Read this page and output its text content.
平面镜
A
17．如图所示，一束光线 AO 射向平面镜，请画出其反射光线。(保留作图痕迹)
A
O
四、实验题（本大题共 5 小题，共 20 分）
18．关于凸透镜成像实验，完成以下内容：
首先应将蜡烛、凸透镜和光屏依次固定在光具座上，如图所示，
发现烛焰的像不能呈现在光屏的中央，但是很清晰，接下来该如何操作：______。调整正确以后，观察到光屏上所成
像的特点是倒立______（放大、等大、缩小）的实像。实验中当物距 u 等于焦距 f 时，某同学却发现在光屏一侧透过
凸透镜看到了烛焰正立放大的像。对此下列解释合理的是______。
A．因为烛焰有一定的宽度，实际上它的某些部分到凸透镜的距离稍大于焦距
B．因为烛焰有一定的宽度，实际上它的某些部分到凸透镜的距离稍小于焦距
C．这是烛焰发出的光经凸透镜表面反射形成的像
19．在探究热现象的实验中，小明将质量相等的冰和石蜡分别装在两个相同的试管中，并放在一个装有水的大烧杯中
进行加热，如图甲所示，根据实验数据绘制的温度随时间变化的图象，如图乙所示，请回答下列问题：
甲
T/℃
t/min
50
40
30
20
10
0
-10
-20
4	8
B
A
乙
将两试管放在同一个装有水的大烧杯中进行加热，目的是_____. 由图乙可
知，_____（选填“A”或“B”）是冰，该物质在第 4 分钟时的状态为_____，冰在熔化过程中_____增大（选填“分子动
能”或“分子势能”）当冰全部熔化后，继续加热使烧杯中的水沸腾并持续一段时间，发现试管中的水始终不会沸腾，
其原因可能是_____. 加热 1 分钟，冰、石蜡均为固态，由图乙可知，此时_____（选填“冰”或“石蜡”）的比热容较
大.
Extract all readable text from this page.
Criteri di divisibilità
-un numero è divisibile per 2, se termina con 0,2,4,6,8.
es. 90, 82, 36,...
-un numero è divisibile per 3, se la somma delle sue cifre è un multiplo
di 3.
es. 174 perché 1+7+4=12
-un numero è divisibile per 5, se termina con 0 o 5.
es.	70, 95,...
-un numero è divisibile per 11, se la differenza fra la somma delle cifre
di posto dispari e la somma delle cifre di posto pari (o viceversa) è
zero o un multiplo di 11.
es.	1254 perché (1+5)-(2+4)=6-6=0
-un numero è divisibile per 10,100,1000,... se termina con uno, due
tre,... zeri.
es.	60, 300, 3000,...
......
● **SHORT TASK**
Copy all of the data. Keep every word exactly as it is.

● **COMPLETE OUTPUT**
Read this page and output its text content.
平面镜
A
17．如图所示，一束光线 AO 射向平面镜，请画出其反射光线。(保留作图痕迹)
A
O
四、实验题（本大题共 5 小题，共 20 分）
18．关于凸透镜成像实验，完成以下内容：
首先应将蜡烛、凸透镜和光屏依次固定在光具座上，如图所示，
发现烛焰的像不能呈现在光屏的中央，但是很清晰，接下来该如何操作：______。调整正确以后，观察到光屏上所成
像的特点是倒立______（放大、等大、缩小）的实像。实验中当物距 u 等于焦距 f 时，某同学却发现在光屏一侧透过
凸透镜看到了烛焰正立放大的像。对此下列解释合理的是______。
A．因为烛焰有一定的宽度，实际上它的某些部分到凸透镜的距离稍大于焦距
B．因为烛焰有一定的宽度，实际上它的某些部分到凸透镜的距离稍小于焦距
C．这是烛焰发出的光经凸透镜表面反射形成的像
19．在探究热现象的实验中，小明将质量相等的冰和石蜡分别装在两个相同的试管中，并放在一个装有水的大烧杯中
进行加热，如图甲所示，根据实验数据绘制的温度随时间变化的图象，如图乙所示，请回答下列问题：
甲
T/℃
t/min
50
40
30
20
10
0
-10
-20
4	8
B
A
乙
将两试管放在同一个装有水的大烧杯中进行加热，目的是_____. 由图乙可
知，_____（选填“A”或“B”）是冰，该物质在第 4 分钟时的状态为_____，冰在熔化过程中_____增大（选填“分子动
能”或“分子势能”）当冰全部熔化后，继续加热使烧杯中的水沸腾并持续一段时间，发现试管中的水始终不会沸腾，
其原因可能是_____. 加热 1 分钟，冰、石蜡均为固态，由图乙可知，此时_____（选填“冰”或“石蜡”）的比热容较
大.
Extract all readable text from this page.
Criteri di divisibilità
-un numero è divisibile per 2, se termina con 0,2,4,6,8.
es. 90, 82, 36,...
-un numero è divisibile per 3, se la somma delle sue cifre è un multiplo
di 3.
es. 174 perché 1+7+4=12
-un numero è divisibile per 5, se termina con 0 o 5.
es.	70, 95,...
-un numero è divisibile per 11, se la differenza fra la somma delle cifre
di posto dispari e la somma delle cifre di posto pari (o viceversa) è
zero o un multiplo di 11.
es.	1254 perché (1+5)-(2+4)=6-6=0
-un numero è divisibile per 10,100,1000,... se termina con uno, due
tre,... zeri.
es.	60, 300, 3000,...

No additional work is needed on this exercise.